Problems to solve
• 1. Please list every footnote marker that appears in the alimony passage.
• 2. Extend the passage on alimony and separate maintenance payments, picking up after its final sentence.

ALIMONY AND SEPARATE MAINTENANCE PAYMENTS

Alimony (called "maintenance" in Colorado) can be broadly defined as all payments, which arose out of the marital relationship including pre-divorce support, deductible from gross income of the husband and included in income of the wife.(fn2) Maintenance includes payments made directly to the wife and in certain instances, indirect payments such as expenses of residence or payments on life insurance policies.

Before any payment, whether made directly or indirectly to the wife, can be classified as maintenance, it must meet certain requirements. The payment must be periodic and made under a decree of divorce or separate maintenance, decree for support, or pursuant to a written separation.(fn3) Thus, pre-divorce payments can be maintenance only if the parties are separated and the maintenance is paid pursuant to a written instrument whether or not the instrument is legally enforceable.(fn4) An oral agreement that is later reduced to writing satisifies the written instrument requirement only as to payments made after the writing is executed, but not as to payments made before execution.(fn5)

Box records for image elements
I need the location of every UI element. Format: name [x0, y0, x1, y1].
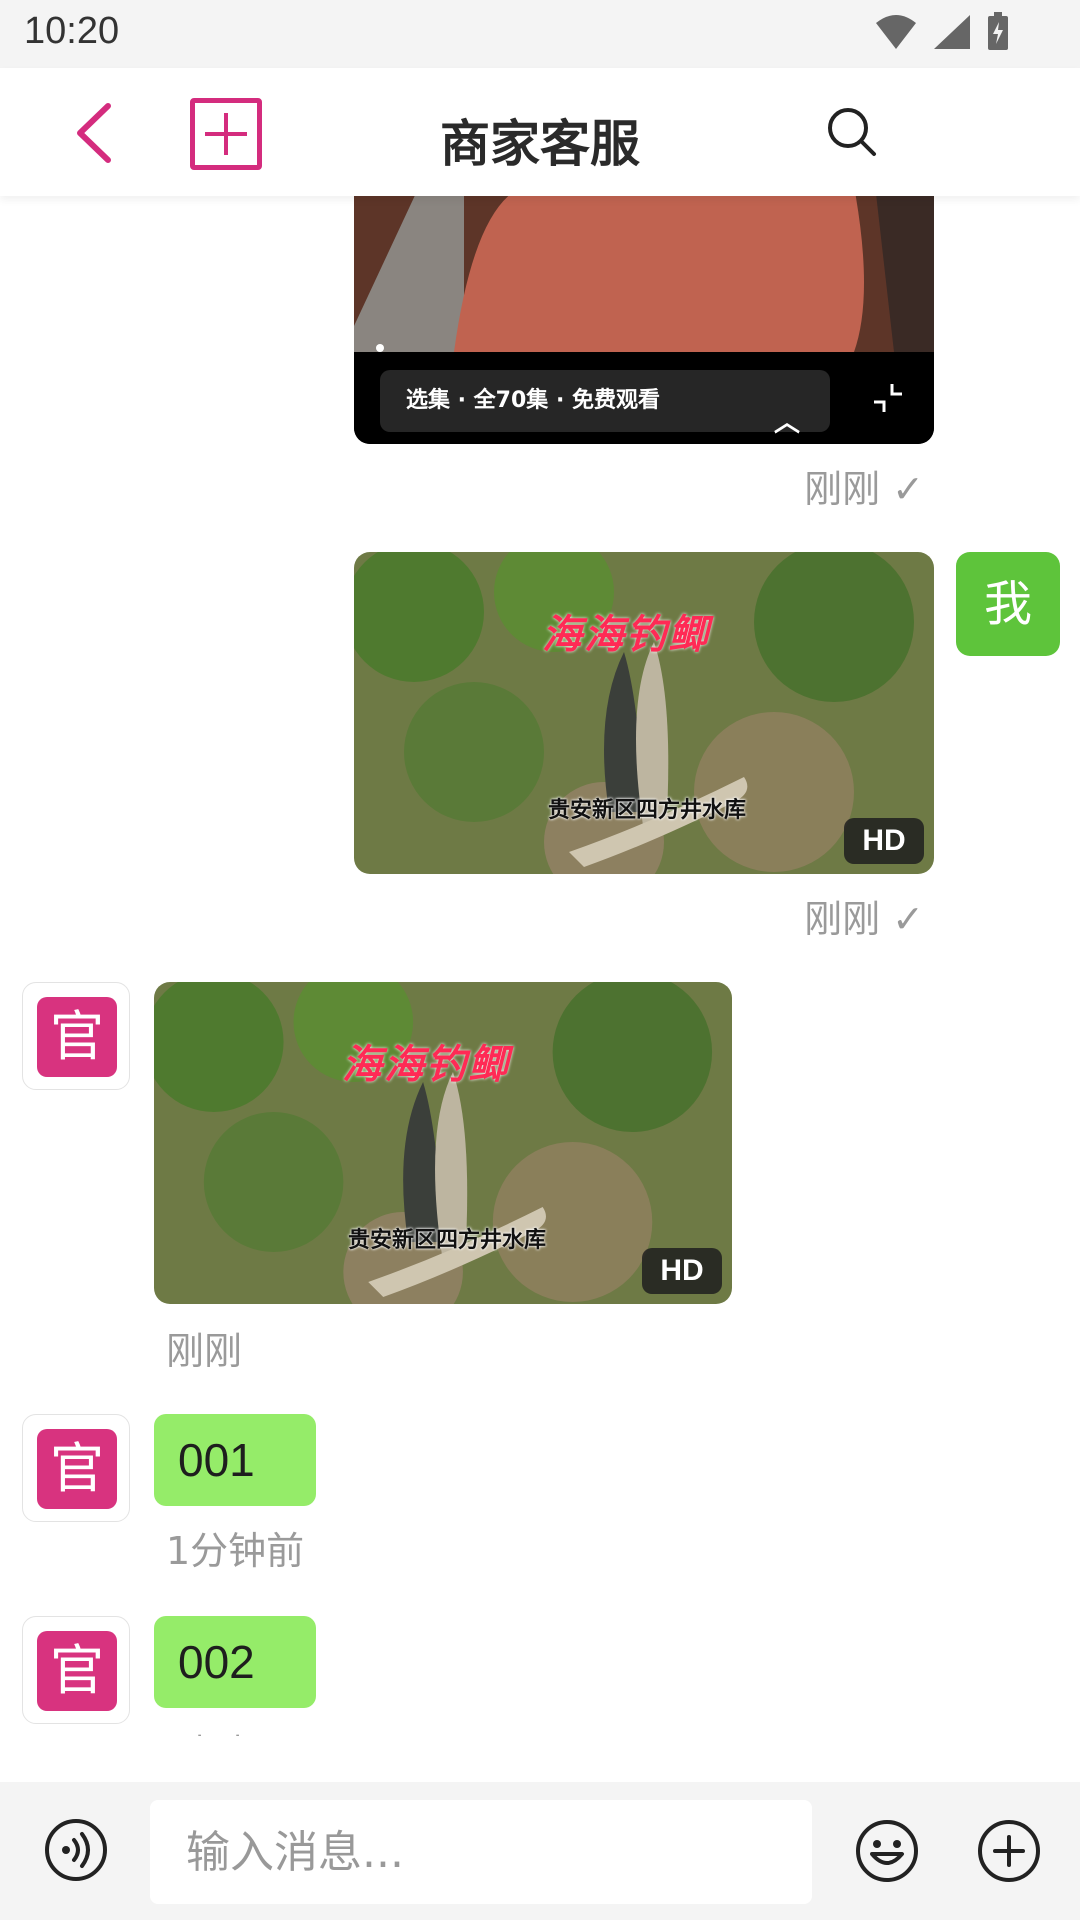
plus-icon[interactable]	[976, 1818, 1042, 1884]
text-message-bubble[interactable]: 001	[154, 1414, 316, 1506]
official-avatar-label: 官	[37, 1429, 117, 1509]
hd-badge: HD	[642, 1248, 722, 1294]
video-title: 海海钓鲫	[542, 611, 710, 658]
header: 商家客服	[0, 68, 1080, 196]
message-meta: 刚刚	[166, 1329, 243, 1373]
battery-icon	[988, 12, 1008, 50]
search-icon[interactable]	[824, 104, 880, 160]
my-avatar[interactable]: 我	[956, 552, 1060, 656]
message-meta: 刚刚 ✓	[804, 467, 924, 511]
official-avatar[interactable]: 官	[22, 1414, 130, 1522]
emoji-icon[interactable]	[854, 1818, 920, 1884]
video-caption: 贵安新区四方井水库	[348, 1228, 547, 1253]
page-title: 商家客服	[440, 115, 640, 173]
message-meta: 刚刚 ✓	[804, 897, 924, 941]
status-bar: 10:20	[0, 0, 1080, 68]
official-avatar-label: 官	[37, 997, 117, 1077]
status-icons	[874, 12, 1010, 52]
video-message-card[interactable]: 选集 · 全70集 · 免费观看 ︿	[354, 196, 934, 444]
voice-icon[interactable]	[44, 1818, 108, 1882]
hd-badge: HD	[844, 818, 924, 864]
status-time: 10:20	[24, 10, 120, 52]
official-avatar-label: 官	[37, 1631, 117, 1711]
signal-icon	[934, 15, 970, 49]
text-message-bubble[interactable]: 002	[154, 1616, 316, 1708]
episode-selector[interactable]: 选集 · 全70集 · 免费观看 ︿	[380, 370, 830, 438]
episode-label: 选集 · 全70集 · 免费观看	[406, 388, 660, 413]
video-title: 海海钓鲫	[342, 1041, 510, 1088]
video-message-card[interactable]: 海海钓鲫 贵安新区四方井水库 HD	[154, 982, 732, 1304]
collapse-icon[interactable]	[870, 380, 906, 416]
chat-area[interactable]: 选集 · 全70集 · 免费观看 ︿ 刚刚 ✓ 海海钓鲫 贵安新区四方井水库 H…	[0, 196, 1080, 1736]
message-meta: 1分钟前	[166, 1529, 305, 1573]
wifi-icon	[876, 15, 916, 49]
official-avatar[interactable]: 官	[22, 982, 130, 1090]
message-meta: 刚刚	[166, 1722, 242, 1736]
video-caption: 贵安新区四方井水库	[548, 798, 747, 823]
input-bar	[0, 1782, 1080, 1920]
message-input[interactable]	[150, 1800, 812, 1904]
official-avatar[interactable]: 官	[22, 1616, 130, 1724]
video-player-bar: 选集 · 全70集 · 免费观看 ︿	[354, 352, 934, 444]
video-message-card[interactable]: 海海钓鲫 贵安新区四方井水库 HD	[354, 552, 934, 874]
chevron-up-icon: ︿	[773, 408, 800, 438]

Responses to the exercise
• 1. fn2, fn3, fn4, fn5

• 2.
Payments may be treated as periodic under one of two rules, depending on whether they are to continue for more than ten years. If the payments are to be made for a period of less than ten years, they must be based on a "contingency" to be periodic.(fn6) Making the payments subject to any one or more of the contingencies of death of either spouse, remarriage of a spouse, or change in the economic status of either spouse will result in the payments being treated as periodic even though a principal sum is arithmetically determinable.(fn7) Other examples are payments of a fixed amount (for example, $100) for an indefinite period(fn8) or payments of an indefinite amount (for example, 10 percent of a fluctuating income) for either a fixed or an indefinite period.(fn9)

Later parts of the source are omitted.